Omit every picture and output the rest of the records exactly as they are.
======== Data extract
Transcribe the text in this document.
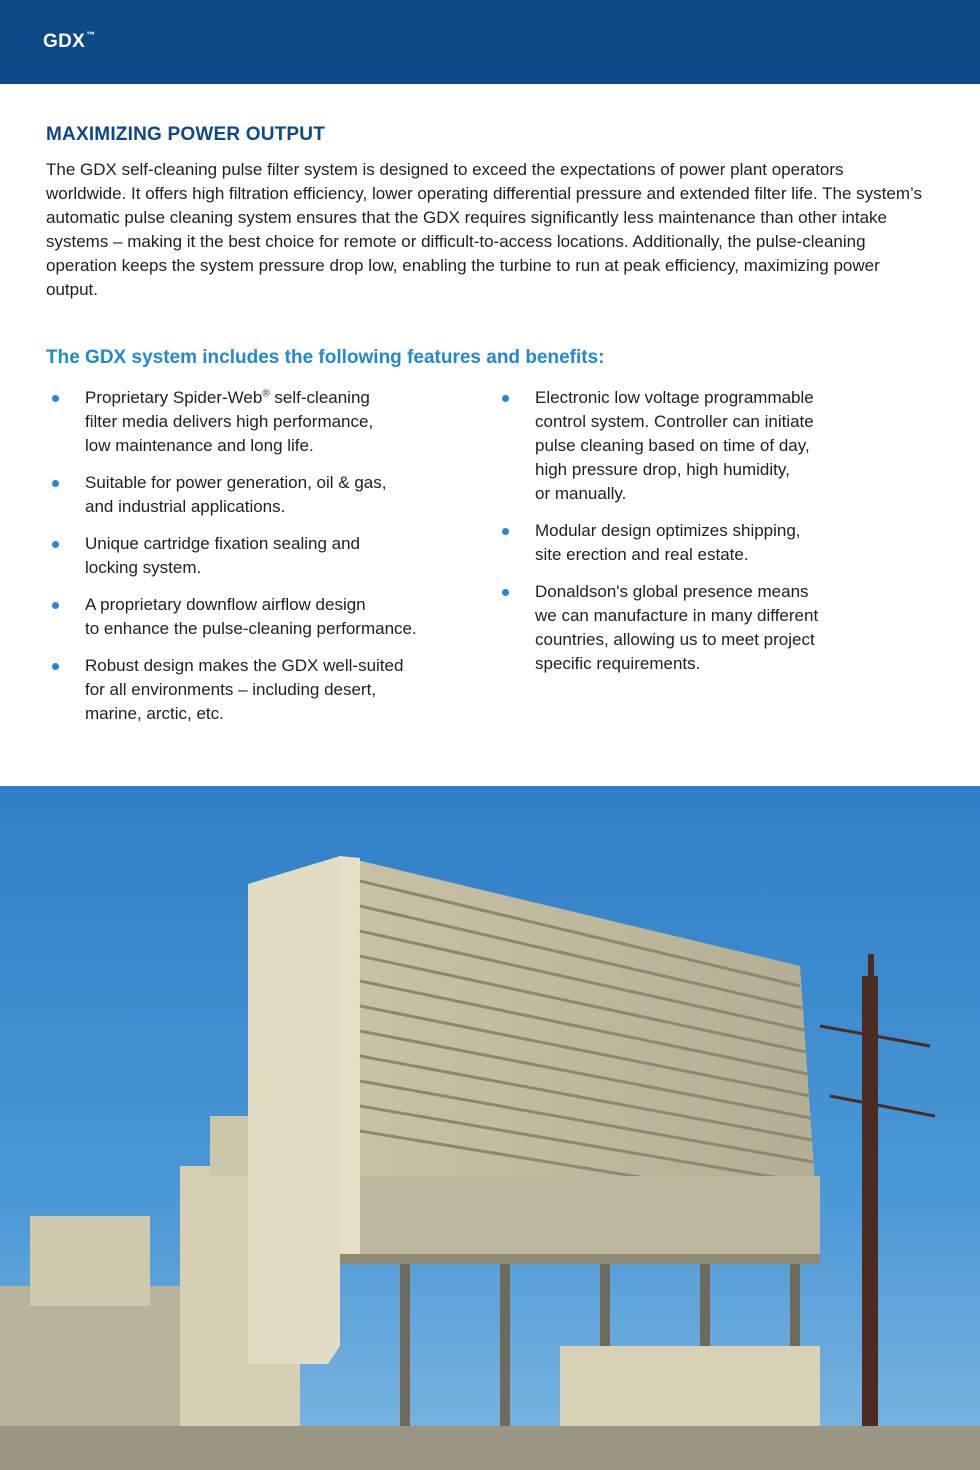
GDX™
MAXIMIZING POWER OUTPUT

The GDX self-cleaning pulse filter system is designed to exceed the expectations of power plant operators worldwide. It offers high filtration efficiency, lower operating differential pressure and extended filter life. The system’s automatic pulse cleaning system ensures that the GDX requires significantly less maintenance than other intake systems – making it the best choice for remote or difficult-to-access locations. Additionally, the pulse-cleaning operation keeps the system pressure drop low, enabling the turbine to run at peak efficiency, maximizing power output.

The GDX system includes the following features and benefits:
Proprietary Spider-Web® self-cleaning
filter media delivers high performance,
low maintenance and long life.
Suitable for power generation, oil & gas,
and industrial applications.
Unique cartridge fixation sealing and
locking system.
A proprietary downflow airflow design
to enhance the pulse-cleaning performance.
Robust design makes the GDX well-suited
for all environments – including desert,
marine, arctic, etc.
Electronic low voltage programmable
control system. Controller can initiate
pulse cleaning based on time of day,
high pressure drop, high humidity,
or manually.
Modular design optimizes shipping,
site erection and real estate.
Donaldson's global presence means
we can manufacture in many different
countries, allowing us to meet project
specific requirements.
================
# Solution for this task
Transcribe the text in this document.
GDX™
MAXIMIZING POWER OUTPUT

The GDX self-cleaning pulse filter system is designed to exceed the expectations of power plant operators worldwide. It offers high filtration efficiency, lower operating differential pressure and extended filter life. The system’s automatic pulse cleaning system ensures that the GDX requires significantly less maintenance than other intake systems – making it the best choice for remote or difficult-to-access locations. Additionally, the pulse-cleaning operation keeps the system pressure drop low, enabling the turbine to run at peak efficiency, maximizing power output.

The GDX system includes the following features and benefits:
Proprietary Spider-Web® self-cleaning
filter media delivers high performance,
low maintenance and long life.
Suitable for power generation, oil & gas,
and industrial applications.
Unique cartridge fixation sealing and
locking system.
A proprietary downflow airflow design
to enhance the pulse-cleaning performance.
Robust design makes the GDX well-suited
for all environments – including desert,
marine, arctic, etc.
Electronic low voltage programmable
control system. Controller can initiate
pulse cleaning based on time of day,
high pressure drop, high humidity,
or manually.
Modular design optimizes shipping,
site erection and real estate.
Donaldson's global presence means
we can manufacture in many different
countries, allowing us to meet project
specific requirements.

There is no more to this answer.